== Task directions ==
Output all of the records exactly as written.

== Data extracts ==

============================================================

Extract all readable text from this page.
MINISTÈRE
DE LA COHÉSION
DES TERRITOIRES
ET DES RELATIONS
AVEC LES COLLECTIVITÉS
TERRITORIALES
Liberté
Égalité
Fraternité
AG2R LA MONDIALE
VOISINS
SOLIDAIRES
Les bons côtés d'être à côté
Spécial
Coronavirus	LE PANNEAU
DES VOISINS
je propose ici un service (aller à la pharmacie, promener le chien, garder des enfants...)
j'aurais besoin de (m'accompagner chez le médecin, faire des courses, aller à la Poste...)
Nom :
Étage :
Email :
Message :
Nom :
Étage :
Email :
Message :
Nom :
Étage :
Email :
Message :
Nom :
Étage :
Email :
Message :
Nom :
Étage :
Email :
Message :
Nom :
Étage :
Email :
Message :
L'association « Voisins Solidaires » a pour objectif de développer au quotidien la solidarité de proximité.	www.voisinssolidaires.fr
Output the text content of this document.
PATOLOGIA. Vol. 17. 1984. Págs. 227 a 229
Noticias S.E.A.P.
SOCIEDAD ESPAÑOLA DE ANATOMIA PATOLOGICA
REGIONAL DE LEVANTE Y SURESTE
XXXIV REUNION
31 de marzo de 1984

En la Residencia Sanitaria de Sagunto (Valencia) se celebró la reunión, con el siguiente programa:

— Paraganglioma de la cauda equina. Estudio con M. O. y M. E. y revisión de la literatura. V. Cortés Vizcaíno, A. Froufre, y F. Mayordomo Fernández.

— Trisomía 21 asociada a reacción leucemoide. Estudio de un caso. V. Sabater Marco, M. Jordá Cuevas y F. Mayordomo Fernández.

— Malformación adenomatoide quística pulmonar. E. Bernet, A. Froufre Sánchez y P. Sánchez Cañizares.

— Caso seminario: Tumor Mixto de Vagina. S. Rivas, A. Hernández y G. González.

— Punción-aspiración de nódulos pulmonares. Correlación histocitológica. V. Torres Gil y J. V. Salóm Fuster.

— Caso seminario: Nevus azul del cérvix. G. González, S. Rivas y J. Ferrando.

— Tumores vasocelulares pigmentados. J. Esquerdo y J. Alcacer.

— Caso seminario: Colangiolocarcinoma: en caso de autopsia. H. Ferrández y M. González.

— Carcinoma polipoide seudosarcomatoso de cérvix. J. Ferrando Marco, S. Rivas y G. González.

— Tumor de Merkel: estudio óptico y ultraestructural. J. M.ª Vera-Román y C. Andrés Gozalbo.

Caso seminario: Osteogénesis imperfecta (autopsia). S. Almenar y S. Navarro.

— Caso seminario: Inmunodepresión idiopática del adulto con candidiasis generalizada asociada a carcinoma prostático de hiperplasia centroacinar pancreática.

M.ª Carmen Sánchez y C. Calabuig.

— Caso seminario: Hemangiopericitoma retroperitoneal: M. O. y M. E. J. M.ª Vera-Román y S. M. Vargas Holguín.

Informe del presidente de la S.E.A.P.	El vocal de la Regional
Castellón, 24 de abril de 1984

============================================================

== Exercise response ==
Extract all readable text from this page.
MINISTÈRE
DE LA COHÉSION
DES TERRITOIRES
ET DES RELATIONS
AVEC LES COLLECTIVITÉS
TERRITORIALES
Liberté
Égalité
Fraternité
AG2R LA MONDIALE
VOISINS
SOLIDAIRES
Les bons côtés d'être à côté
Spécial
Coronavirus	LE PANNEAU
DES VOISINS
je propose ici un service (aller à la pharmacie, promener le chien, garder des enfants...)
j'aurais besoin de (m'accompagner chez le médecin, faire des courses, aller à la Poste...)
Nom :
Étage :
Email :
Message :
Nom :
Étage :
Email :
Message :
Nom :
Étage :
Email :
Message :
Nom :
Étage :
Email :
Message :
Nom :
Étage :
Email :
Message :
Nom :
Étage :
Email :
Message :
L'association « Voisins Solidaires » a pour objectif de développer au quotidien la solidarité de proximité.	www.voisinssolidaires.fr
Output the text content of this document.
PATOLOGIA. Vol. 17. 1984. Págs. 227 a 229
Noticias S.E.A.P.
SOCIEDAD ESPAÑOLA DE ANATOMIA PATOLOGICA
REGIONAL DE LEVANTE Y SURESTE
XXXIV REUNION
31 de marzo de 1984

En la Residencia Sanitaria de Sagunto (Valencia) se celebró la reunión, con el siguiente programa:

— Paraganglioma de la cauda equina. Estudio con M. O. y M. E. y revisión de la literatura. V. Cortés Vizcaíno, A. Froufre, y F. Mayordomo Fernández.

— Trisomía 21 asociada a reacción leucemoide. Estudio de un caso. V. Sabater Marco, M. Jordá Cuevas y F. Mayordomo Fernández.

— Malformación adenomatoide quística pulmonar. E. Bernet, A. Froufre Sánchez y P. Sánchez Cañizares.

— Caso seminario: Tumor Mixto de Vagina. S. Rivas, A. Hernández y G. González.

— Punción-aspiración de nódulos pulmonares. Correlación histocitológica. V. Torres Gil y J. V. Salóm Fuster.

— Caso seminario: Nevus azul del cérvix. G. González, S. Rivas y J. Ferrando.

— Tumores vasocelulares pigmentados. J. Esquerdo y J. Alcacer.

— Caso seminario: Colangiolocarcinoma: en caso de autopsia. H. Ferrández y M. González.

— Carcinoma polipoide seudosarcomatoso de cérvix. J. Ferrando Marco, S. Rivas y G. González.

— Tumor de Merkel: estudio óptico y ultraestructural. J. M.ª Vera-Román y C. Andrés Gozalbo.

Caso seminario: Osteogénesis imperfecta (autopsia). S. Almenar y S. Navarro.

— Caso seminario: Inmunodepresión idiopática del adulto con candidiasis generalizada asociada a carcinoma prostático de hiperplasia centroacinar pancreática.

M.ª Carmen Sánchez y C. Calabuig.

— Caso seminario: Hemangiopericitoma retroperitoneal: M. O. y M. E. J. M.ª Vera-Román y S. M. Vargas Holguín.

Informe del presidente de la S.E.A.P.	El vocal de la Regional
Castellón, 24 de abril de 1984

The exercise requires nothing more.